▶ [What is being asked] Where a line contains the string "title", copy that line.

▶ [Dataset records]

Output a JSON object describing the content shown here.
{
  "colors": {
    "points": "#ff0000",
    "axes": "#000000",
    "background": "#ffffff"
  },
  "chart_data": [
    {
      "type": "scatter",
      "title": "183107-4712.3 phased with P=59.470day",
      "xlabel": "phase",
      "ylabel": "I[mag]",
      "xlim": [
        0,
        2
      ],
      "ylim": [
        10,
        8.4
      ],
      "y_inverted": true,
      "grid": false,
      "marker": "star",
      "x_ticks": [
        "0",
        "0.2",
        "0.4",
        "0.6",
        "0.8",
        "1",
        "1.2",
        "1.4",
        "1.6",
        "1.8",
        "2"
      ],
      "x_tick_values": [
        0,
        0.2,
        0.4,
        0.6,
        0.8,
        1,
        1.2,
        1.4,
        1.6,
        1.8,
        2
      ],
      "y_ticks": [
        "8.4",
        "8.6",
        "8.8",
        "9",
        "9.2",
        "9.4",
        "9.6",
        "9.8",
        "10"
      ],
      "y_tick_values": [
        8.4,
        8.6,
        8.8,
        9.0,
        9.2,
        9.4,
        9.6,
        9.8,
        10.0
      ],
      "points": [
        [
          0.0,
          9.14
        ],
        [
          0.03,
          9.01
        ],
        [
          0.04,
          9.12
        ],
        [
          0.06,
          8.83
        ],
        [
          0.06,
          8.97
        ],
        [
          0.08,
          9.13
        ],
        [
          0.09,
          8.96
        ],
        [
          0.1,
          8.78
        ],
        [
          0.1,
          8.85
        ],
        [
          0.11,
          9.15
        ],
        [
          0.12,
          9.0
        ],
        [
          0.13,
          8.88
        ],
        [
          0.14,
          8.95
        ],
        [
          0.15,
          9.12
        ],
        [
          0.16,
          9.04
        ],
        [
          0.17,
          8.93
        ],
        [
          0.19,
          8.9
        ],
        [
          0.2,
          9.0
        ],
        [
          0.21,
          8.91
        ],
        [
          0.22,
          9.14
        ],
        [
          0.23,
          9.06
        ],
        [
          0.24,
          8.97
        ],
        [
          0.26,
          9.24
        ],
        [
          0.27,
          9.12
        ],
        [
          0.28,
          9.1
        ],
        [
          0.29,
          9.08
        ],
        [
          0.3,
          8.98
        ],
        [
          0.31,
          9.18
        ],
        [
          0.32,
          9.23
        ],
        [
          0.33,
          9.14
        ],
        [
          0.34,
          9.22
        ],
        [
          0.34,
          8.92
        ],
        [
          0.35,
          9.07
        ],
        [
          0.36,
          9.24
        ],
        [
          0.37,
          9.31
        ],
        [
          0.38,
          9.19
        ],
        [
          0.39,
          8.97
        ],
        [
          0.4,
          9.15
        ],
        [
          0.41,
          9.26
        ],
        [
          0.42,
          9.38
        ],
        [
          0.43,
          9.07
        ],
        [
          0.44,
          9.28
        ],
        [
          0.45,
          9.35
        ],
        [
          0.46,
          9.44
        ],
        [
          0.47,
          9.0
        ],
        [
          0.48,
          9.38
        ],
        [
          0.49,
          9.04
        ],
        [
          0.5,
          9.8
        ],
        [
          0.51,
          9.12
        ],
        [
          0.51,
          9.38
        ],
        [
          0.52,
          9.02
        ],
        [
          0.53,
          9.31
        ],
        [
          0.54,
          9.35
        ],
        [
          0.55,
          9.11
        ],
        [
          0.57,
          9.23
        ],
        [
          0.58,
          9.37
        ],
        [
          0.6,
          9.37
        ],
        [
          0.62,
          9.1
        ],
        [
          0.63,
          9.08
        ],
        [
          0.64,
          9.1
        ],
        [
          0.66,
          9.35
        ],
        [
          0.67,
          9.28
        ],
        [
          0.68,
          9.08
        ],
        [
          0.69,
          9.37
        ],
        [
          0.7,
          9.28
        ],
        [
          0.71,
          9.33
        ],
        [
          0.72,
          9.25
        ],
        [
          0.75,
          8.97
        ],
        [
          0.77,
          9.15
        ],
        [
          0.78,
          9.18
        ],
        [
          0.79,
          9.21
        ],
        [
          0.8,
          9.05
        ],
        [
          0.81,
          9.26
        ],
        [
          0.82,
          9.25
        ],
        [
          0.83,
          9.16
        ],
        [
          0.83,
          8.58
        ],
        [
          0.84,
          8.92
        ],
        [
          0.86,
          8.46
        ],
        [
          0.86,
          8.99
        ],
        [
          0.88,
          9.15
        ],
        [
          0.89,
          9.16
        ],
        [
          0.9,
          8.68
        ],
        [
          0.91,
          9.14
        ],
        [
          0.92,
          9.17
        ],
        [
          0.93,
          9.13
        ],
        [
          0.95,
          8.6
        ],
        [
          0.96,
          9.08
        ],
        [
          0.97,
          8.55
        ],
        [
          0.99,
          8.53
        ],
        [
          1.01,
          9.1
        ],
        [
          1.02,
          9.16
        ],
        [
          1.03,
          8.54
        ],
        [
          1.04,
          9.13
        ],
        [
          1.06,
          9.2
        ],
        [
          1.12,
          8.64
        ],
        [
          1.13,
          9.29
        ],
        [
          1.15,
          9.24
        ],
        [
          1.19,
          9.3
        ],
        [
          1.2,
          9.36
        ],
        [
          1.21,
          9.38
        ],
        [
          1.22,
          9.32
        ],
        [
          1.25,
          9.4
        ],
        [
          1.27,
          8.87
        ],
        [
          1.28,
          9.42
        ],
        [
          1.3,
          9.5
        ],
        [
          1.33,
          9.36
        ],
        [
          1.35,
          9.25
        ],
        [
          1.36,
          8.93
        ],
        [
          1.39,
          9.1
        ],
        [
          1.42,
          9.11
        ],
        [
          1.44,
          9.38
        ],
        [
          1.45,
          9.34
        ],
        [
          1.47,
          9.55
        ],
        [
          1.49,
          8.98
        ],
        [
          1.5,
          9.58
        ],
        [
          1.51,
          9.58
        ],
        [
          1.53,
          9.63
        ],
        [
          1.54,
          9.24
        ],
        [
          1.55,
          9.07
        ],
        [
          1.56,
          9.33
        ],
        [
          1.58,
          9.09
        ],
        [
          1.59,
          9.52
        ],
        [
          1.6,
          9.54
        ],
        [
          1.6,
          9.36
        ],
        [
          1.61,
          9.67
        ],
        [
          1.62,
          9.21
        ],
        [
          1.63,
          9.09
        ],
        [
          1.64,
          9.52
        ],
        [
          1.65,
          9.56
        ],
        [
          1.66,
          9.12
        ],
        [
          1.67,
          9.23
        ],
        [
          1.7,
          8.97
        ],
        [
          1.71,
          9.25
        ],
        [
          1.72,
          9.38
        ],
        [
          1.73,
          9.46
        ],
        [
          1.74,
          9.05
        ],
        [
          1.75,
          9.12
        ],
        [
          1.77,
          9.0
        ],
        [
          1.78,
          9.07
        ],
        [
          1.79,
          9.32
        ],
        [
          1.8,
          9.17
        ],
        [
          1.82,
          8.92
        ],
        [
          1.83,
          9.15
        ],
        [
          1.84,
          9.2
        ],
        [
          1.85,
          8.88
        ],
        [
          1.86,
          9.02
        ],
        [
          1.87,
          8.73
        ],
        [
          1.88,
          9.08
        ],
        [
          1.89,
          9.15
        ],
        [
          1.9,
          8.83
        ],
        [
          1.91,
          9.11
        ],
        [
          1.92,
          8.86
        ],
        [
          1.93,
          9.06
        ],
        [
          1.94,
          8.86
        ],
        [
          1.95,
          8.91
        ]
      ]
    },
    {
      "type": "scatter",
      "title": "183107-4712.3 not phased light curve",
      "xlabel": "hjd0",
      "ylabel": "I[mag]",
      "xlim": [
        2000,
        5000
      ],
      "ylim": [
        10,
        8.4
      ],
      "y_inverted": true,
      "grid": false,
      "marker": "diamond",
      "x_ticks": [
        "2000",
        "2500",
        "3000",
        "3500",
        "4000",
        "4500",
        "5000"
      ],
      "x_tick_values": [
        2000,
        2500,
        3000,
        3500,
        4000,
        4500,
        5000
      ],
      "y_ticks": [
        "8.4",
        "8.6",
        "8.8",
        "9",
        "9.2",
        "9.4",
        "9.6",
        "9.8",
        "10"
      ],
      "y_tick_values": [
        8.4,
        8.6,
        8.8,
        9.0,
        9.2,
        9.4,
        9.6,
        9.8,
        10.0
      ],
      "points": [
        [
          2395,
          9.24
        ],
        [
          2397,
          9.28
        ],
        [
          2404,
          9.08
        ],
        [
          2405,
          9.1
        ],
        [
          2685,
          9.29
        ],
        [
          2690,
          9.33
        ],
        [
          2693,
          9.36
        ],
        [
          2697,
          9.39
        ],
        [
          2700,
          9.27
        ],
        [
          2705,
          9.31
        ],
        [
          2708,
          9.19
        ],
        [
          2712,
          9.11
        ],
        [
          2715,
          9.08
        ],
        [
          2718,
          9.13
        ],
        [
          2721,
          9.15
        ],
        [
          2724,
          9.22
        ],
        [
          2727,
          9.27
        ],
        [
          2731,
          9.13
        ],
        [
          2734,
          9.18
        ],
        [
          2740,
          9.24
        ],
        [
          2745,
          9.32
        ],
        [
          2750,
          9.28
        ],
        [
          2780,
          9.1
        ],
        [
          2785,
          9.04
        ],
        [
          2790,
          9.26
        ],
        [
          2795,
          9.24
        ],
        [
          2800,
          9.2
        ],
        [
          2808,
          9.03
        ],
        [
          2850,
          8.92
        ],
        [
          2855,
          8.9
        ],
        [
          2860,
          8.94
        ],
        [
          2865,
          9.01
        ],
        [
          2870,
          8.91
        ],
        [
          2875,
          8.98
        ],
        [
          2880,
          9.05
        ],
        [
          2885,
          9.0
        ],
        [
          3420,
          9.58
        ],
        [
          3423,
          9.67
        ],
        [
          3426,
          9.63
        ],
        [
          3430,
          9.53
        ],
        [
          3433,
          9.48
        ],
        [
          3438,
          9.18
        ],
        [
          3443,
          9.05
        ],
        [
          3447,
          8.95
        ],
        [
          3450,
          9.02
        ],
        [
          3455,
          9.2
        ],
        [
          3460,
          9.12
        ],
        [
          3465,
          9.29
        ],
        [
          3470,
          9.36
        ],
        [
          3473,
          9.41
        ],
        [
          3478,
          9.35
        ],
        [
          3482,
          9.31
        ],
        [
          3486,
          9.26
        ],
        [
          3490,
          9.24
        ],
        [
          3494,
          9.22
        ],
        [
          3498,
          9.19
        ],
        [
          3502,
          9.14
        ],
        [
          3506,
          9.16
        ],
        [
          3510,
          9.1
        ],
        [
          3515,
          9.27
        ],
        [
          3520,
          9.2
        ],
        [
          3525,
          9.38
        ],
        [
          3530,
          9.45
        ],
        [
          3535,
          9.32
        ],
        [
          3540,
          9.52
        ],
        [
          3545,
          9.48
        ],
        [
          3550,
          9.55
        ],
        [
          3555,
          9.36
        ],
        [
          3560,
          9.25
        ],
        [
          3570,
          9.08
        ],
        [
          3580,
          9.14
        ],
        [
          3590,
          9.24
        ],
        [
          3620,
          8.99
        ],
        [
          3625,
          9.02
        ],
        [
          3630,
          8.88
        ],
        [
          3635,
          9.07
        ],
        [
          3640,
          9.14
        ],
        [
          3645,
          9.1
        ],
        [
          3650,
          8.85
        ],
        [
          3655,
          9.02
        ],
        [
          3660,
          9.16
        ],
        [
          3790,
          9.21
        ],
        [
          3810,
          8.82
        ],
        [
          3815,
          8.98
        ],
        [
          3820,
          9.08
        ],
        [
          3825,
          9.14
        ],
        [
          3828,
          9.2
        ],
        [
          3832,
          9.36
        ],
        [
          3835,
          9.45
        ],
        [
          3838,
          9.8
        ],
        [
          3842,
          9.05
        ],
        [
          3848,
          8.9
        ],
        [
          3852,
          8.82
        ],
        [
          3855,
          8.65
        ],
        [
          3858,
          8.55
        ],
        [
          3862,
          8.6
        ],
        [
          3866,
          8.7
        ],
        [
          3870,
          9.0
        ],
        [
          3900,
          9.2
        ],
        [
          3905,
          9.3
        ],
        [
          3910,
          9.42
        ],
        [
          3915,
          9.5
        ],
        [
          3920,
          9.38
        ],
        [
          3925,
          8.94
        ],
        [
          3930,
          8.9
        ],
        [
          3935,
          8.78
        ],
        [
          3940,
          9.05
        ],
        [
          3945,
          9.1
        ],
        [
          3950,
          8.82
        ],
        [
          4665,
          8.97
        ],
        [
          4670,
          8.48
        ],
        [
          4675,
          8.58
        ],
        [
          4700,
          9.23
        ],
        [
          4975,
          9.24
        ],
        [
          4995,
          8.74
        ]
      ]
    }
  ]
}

▶ [In response]
      "title": "183107-4712.3 phased with P=59.470day",
      "title": "183107-4712.3 not phased light curve",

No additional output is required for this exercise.